Stored data entries:
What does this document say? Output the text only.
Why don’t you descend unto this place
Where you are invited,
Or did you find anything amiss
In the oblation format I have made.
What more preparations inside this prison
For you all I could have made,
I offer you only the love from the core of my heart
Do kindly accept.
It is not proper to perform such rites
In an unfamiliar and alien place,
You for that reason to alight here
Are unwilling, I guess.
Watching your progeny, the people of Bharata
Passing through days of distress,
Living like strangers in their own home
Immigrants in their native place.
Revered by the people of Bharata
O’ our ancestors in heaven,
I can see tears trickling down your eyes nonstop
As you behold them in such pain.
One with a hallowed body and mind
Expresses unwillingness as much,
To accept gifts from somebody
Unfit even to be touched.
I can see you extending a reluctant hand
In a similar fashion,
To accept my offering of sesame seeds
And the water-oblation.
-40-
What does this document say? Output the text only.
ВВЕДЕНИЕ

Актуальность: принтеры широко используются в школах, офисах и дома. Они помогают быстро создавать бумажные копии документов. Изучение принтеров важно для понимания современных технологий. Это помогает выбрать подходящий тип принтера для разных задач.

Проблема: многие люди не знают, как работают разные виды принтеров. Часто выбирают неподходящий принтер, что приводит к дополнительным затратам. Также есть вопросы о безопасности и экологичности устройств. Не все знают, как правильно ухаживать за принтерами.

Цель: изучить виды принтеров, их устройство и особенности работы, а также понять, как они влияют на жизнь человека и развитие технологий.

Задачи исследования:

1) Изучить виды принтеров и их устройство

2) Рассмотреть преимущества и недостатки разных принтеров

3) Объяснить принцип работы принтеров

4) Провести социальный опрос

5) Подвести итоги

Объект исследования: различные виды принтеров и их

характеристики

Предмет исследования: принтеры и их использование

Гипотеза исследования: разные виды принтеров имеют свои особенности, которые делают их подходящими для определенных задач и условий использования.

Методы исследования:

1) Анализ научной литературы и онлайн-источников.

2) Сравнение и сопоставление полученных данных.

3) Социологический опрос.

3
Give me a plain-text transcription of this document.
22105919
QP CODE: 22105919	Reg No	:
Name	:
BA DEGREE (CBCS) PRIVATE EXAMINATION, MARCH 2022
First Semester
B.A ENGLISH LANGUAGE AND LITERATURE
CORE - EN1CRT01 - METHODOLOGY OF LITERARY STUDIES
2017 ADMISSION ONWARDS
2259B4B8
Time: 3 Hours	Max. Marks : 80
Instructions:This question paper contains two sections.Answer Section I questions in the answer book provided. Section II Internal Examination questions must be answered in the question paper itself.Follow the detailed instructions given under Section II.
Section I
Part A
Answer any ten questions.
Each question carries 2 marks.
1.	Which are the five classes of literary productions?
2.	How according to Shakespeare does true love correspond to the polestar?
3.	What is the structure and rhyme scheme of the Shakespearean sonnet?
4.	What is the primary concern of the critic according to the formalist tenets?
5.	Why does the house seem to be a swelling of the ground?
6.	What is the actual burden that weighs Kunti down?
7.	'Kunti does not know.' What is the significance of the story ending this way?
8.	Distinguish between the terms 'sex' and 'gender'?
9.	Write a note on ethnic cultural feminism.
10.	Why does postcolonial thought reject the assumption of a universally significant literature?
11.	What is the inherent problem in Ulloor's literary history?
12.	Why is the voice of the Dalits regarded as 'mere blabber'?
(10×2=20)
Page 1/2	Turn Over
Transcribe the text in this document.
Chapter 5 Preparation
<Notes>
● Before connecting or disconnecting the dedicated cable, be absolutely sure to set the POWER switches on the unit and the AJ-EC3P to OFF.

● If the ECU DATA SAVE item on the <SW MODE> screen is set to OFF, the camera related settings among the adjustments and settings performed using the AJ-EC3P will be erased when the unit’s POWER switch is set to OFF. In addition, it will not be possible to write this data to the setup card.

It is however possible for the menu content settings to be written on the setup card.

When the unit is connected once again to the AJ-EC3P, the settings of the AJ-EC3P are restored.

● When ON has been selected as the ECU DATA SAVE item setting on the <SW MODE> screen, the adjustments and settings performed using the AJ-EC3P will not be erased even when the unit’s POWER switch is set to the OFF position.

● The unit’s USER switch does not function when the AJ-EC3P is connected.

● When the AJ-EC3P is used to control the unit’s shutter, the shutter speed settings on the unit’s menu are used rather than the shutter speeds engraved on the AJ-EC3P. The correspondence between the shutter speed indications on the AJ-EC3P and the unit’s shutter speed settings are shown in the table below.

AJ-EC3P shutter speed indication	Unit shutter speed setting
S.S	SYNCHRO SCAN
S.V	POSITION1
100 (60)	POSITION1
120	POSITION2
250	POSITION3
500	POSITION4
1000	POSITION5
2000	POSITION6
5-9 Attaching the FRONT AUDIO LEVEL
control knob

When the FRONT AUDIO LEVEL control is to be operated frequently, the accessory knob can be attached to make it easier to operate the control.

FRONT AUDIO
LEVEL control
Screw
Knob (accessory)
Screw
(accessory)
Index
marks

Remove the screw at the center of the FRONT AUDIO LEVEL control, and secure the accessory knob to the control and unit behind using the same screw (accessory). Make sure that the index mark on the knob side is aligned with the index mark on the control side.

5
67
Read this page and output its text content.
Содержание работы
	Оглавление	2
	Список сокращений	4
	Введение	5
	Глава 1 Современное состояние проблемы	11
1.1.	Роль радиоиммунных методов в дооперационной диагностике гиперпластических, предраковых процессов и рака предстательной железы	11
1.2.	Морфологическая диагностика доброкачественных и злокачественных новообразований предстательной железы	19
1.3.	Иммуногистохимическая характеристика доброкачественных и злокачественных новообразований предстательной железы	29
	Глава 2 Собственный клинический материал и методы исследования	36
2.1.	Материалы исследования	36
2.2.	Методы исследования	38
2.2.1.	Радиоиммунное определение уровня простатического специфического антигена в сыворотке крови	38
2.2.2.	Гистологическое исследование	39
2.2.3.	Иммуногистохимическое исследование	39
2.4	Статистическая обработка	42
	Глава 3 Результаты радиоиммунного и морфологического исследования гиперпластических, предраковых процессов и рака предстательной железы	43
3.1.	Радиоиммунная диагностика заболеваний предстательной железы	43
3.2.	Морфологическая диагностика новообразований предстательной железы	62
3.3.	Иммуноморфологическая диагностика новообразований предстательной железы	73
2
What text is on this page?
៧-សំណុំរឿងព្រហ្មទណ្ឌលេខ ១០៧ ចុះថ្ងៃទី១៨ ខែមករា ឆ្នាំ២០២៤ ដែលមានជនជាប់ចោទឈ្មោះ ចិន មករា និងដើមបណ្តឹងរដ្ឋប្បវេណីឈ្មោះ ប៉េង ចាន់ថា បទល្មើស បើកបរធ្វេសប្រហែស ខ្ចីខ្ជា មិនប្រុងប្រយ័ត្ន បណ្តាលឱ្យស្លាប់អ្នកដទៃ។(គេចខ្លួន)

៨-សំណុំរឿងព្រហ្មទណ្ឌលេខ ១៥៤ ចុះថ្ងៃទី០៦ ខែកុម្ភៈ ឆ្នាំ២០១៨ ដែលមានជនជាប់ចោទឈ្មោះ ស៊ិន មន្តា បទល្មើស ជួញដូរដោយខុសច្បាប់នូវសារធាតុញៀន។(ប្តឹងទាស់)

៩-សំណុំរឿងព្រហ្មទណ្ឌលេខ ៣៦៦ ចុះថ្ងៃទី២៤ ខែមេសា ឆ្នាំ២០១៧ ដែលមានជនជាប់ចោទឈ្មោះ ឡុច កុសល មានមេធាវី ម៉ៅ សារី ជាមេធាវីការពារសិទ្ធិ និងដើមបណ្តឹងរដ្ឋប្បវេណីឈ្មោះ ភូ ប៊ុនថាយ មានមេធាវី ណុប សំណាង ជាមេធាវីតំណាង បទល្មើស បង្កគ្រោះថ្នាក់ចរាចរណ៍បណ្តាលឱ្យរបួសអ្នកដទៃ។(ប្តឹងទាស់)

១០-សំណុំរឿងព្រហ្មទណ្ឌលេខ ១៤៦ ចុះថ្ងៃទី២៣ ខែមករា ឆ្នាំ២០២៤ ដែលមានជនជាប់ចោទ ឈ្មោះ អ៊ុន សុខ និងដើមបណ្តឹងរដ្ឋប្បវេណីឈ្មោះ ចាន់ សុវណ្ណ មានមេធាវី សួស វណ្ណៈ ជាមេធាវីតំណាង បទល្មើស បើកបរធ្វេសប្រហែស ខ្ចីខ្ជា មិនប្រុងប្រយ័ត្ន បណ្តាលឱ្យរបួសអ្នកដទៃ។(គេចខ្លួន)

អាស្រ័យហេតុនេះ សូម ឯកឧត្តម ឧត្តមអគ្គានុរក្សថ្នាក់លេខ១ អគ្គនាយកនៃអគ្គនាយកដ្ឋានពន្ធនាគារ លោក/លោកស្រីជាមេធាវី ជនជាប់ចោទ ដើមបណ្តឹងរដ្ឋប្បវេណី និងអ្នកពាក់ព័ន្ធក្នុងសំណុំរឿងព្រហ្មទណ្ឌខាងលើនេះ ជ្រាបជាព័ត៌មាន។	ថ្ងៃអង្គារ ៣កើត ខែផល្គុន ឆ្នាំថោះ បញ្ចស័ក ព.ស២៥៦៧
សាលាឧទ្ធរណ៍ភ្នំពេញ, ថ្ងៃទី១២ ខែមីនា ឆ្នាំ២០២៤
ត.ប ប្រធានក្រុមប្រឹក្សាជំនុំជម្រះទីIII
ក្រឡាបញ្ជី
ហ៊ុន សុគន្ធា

Task to complete:
Only the lines from the one with "What text is on this page?" through the end of the material are wanted; copy them exactly, both ends included.

Right answer:
What text is on this page?
៧-សំណុំរឿងព្រហ្មទណ្ឌលេខ ១០៧ ចុះថ្ងៃទី១៨ ខែមករា ឆ្នាំ២០២៤ ដែលមានជនជាប់ចោទឈ្មោះ ចិន មករា និងដើមបណ្តឹងរដ្ឋប្បវេណីឈ្មោះ ប៉េង ចាន់ថា បទល្មើស បើកបរធ្វេសប្រហែស ខ្ចីខ្ជា មិនប្រុងប្រយ័ត្ន បណ្តាលឱ្យស្លាប់អ្នកដទៃ។(គេចខ្លួន)

៨-សំណុំរឿងព្រហ្មទណ្ឌលេខ ១៥៤ ចុះថ្ងៃទី០៦ ខែកុម្ភៈ ឆ្នាំ២០១៨ ដែលមានជនជាប់ចោទឈ្មោះ ស៊ិន មន្តា បទល្មើស ជួញដូរដោយខុសច្បាប់នូវសារធាតុញៀន។(ប្តឹងទាស់)

៩-សំណុំរឿងព្រហ្មទណ្ឌលេខ ៣៦៦ ចុះថ្ងៃទី២៤ ខែមេសា ឆ្នាំ២០១៧ ដែលមានជនជាប់ចោទឈ្មោះ ឡុច កុសល មានមេធាវី ម៉ៅ សារី ជាមេធាវីការពារសិទ្ធិ និងដើមបណ្តឹងរដ្ឋប្បវេណីឈ្មោះ ភូ ប៊ុនថាយ មានមេធាវី ណុប សំណាង ជាមេធាវីតំណាង បទល្មើស បង្កគ្រោះថ្នាក់ចរាចរណ៍បណ្តាលឱ្យរបួសអ្នកដទៃ។(ប្តឹងទាស់)

១០-សំណុំរឿងព្រហ្មទណ្ឌលេខ ១៤៦ ចុះថ្ងៃទី២៣ ខែមករា ឆ្នាំ២០២៤ ដែលមានជនជាប់ចោទ ឈ្មោះ អ៊ុន សុខ និងដើមបណ្តឹងរដ្ឋប្បវេណីឈ្មោះ ចាន់ សុវណ្ណ មានមេធាវី សួស វណ្ណៈ ជាមេធាវីតំណាង បទល្មើស បើកបរធ្វេសប្រហែស ខ្ចីខ្ជា មិនប្រុងប្រយ័ត្ន បណ្តាលឱ្យរបួសអ្នកដទៃ។(គេចខ្លួន)

អាស្រ័យហេតុនេះ សូម ឯកឧត្តម ឧត្តមអគ្គានុរក្សថ្នាក់លេខ១ អគ្គនាយកនៃអគ្គនាយកដ្ឋានពន្ធនាគារ លោក/លោកស្រីជាមេធាវី ជនជាប់ចោទ ដើមបណ្តឹងរដ្ឋប្បវេណី និងអ្នកពាក់ព័ន្ធក្នុងសំណុំរឿងព្រហ្មទណ្ឌខាងលើនេះ ជ្រាបជាព័ត៌មាន។	ថ្ងៃអង្គារ ៣កើត ខែផល្គុន ឆ្នាំថោះ បញ្ចស័ក ព.ស២៥៦៧
សាលាឧទ្ធរណ៍ភ្នំពេញ, ថ្ងៃទី១២ ខែមីនា ឆ្នាំ២០២៤
ត.ប ប្រធានក្រុមប្រឹក្សាជំនុំជម្រះទីIII
ក្រឡាបញ្ជី
ហ៊ុន សុគន្ធា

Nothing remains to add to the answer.